Do this:
Read through the records below and copy each line that uses the word "Limited".

Start of Exercise materials

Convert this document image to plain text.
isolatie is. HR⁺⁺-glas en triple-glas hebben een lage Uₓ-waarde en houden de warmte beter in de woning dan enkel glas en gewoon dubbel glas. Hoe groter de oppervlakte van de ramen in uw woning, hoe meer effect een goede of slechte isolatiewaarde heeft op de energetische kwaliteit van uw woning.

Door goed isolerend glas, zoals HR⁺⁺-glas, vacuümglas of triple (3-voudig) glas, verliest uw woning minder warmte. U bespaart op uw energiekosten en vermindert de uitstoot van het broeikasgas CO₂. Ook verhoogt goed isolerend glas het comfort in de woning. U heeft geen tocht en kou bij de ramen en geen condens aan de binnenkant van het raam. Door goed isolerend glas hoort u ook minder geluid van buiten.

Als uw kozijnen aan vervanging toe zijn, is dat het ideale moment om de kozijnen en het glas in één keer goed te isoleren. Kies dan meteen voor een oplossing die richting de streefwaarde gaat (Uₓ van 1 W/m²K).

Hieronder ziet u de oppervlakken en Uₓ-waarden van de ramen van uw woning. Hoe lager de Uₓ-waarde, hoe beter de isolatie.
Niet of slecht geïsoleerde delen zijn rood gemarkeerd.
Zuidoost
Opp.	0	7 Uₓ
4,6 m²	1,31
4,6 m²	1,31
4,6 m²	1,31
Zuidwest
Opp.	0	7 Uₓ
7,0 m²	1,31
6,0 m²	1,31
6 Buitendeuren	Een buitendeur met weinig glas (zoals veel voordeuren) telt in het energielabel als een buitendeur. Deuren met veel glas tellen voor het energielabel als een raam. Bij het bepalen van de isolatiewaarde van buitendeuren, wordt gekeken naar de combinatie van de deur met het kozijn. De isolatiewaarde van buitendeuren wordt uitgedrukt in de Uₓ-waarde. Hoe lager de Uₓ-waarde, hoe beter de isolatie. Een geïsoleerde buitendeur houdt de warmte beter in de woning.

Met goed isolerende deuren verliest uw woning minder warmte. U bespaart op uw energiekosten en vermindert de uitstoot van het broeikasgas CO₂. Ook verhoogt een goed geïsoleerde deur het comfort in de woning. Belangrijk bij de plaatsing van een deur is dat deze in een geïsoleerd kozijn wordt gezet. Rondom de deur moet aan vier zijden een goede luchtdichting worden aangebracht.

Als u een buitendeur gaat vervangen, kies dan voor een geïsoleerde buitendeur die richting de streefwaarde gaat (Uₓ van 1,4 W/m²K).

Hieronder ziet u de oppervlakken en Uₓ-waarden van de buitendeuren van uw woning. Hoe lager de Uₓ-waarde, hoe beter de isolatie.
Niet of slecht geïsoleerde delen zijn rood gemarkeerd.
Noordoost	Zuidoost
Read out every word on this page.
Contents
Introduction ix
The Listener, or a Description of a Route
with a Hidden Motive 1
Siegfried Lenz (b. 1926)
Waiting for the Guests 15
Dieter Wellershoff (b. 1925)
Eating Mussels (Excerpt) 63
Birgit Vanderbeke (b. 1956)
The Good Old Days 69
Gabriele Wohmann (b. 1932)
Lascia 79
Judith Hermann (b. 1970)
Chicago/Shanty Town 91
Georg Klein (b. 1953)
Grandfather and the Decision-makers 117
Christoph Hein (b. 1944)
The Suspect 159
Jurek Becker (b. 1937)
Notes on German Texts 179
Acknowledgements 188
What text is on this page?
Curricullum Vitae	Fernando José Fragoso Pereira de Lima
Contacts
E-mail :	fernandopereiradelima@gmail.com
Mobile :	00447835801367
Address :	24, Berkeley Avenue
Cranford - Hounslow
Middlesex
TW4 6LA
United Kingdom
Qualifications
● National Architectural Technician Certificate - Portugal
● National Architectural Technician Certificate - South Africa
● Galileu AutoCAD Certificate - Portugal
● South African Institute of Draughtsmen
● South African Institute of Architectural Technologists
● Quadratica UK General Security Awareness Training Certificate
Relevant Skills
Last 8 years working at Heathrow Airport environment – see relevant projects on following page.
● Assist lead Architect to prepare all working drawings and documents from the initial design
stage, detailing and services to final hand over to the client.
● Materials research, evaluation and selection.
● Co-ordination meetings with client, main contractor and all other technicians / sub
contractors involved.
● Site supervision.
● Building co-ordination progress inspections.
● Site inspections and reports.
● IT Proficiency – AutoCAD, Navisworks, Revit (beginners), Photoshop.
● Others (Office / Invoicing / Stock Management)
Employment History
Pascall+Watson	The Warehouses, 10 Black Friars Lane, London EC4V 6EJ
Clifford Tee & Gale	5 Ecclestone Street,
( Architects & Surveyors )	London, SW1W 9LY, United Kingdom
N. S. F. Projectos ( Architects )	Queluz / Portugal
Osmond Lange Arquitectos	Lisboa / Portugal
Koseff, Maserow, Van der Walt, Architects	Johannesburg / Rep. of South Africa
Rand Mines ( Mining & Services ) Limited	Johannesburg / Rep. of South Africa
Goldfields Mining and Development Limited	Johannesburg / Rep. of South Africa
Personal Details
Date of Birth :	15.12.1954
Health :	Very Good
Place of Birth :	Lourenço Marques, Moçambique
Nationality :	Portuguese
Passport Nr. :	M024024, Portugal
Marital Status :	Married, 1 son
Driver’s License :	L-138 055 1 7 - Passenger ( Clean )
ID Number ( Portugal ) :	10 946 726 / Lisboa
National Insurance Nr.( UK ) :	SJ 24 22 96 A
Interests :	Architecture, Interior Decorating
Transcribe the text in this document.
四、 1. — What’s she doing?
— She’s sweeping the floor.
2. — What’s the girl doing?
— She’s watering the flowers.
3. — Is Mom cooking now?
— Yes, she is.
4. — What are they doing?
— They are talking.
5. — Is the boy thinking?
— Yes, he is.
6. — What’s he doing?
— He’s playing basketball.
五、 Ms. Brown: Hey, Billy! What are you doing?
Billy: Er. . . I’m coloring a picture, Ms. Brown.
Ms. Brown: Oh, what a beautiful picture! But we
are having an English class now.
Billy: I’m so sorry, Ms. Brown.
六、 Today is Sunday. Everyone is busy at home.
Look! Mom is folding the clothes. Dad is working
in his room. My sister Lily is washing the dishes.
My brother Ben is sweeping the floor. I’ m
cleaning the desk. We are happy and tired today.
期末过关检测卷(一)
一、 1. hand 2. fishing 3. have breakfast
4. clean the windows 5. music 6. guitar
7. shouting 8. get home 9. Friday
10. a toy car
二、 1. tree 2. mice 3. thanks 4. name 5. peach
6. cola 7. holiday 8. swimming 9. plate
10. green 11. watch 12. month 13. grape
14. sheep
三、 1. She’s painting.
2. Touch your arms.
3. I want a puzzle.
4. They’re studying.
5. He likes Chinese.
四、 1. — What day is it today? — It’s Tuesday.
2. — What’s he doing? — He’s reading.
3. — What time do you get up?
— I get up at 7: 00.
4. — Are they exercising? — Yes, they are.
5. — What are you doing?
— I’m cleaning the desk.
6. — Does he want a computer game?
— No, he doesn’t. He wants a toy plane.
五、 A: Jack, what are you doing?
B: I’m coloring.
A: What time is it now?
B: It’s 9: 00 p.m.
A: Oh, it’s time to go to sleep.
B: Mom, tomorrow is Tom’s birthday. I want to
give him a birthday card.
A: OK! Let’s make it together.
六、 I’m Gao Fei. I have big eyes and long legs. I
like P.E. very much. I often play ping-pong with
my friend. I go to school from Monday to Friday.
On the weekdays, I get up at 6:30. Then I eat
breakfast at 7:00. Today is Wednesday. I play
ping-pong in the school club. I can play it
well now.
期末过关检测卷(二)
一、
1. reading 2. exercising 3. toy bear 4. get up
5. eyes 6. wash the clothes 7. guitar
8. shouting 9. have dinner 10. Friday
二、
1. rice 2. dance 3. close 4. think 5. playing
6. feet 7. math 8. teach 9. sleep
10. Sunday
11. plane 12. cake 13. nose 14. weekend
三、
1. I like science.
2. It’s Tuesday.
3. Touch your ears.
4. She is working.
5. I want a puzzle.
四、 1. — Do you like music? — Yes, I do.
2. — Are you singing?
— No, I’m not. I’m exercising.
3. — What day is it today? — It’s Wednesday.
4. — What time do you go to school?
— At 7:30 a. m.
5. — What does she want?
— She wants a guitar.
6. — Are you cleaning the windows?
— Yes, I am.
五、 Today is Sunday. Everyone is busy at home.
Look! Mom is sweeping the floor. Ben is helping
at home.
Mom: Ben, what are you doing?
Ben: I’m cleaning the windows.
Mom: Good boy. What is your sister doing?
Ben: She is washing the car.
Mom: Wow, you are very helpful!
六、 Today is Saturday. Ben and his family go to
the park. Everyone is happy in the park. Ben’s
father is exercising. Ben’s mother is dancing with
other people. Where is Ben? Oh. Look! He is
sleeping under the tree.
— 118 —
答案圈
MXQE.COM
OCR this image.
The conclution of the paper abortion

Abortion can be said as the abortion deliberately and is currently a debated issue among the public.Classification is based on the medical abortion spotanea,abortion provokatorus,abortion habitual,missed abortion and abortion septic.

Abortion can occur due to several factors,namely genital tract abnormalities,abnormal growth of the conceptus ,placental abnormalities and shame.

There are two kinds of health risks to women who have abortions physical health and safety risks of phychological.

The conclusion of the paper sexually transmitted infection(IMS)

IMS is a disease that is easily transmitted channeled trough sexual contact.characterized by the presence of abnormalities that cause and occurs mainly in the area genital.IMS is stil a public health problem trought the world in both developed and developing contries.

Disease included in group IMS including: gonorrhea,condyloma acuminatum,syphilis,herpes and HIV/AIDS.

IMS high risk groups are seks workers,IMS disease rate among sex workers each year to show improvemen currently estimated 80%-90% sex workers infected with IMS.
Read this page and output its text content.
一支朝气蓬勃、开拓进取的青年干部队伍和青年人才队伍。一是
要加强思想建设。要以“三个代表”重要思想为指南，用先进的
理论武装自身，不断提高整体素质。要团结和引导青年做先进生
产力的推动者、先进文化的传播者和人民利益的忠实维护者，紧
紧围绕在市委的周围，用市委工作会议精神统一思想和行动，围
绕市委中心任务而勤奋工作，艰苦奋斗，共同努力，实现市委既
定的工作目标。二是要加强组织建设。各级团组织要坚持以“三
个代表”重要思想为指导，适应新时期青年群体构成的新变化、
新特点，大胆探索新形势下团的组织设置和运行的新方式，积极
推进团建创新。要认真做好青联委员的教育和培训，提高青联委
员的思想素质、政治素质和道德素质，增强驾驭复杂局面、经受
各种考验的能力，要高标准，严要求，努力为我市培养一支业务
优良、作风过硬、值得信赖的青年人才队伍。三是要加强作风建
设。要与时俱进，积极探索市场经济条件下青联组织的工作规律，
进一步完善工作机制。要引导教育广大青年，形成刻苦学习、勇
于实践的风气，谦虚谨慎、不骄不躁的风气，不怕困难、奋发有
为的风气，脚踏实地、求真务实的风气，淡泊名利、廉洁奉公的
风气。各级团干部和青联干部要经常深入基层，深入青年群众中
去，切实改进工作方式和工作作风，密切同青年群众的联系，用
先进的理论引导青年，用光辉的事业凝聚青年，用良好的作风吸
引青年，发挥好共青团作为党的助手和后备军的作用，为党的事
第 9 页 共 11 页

End of Exercise materials

Solution to this problem:
Rand Mines ( Mining & Services ) Limited	Johannesburg / Rep. of South Africa
Goldfields Mining and Development Limited	Johannesburg / Rep. of South Africa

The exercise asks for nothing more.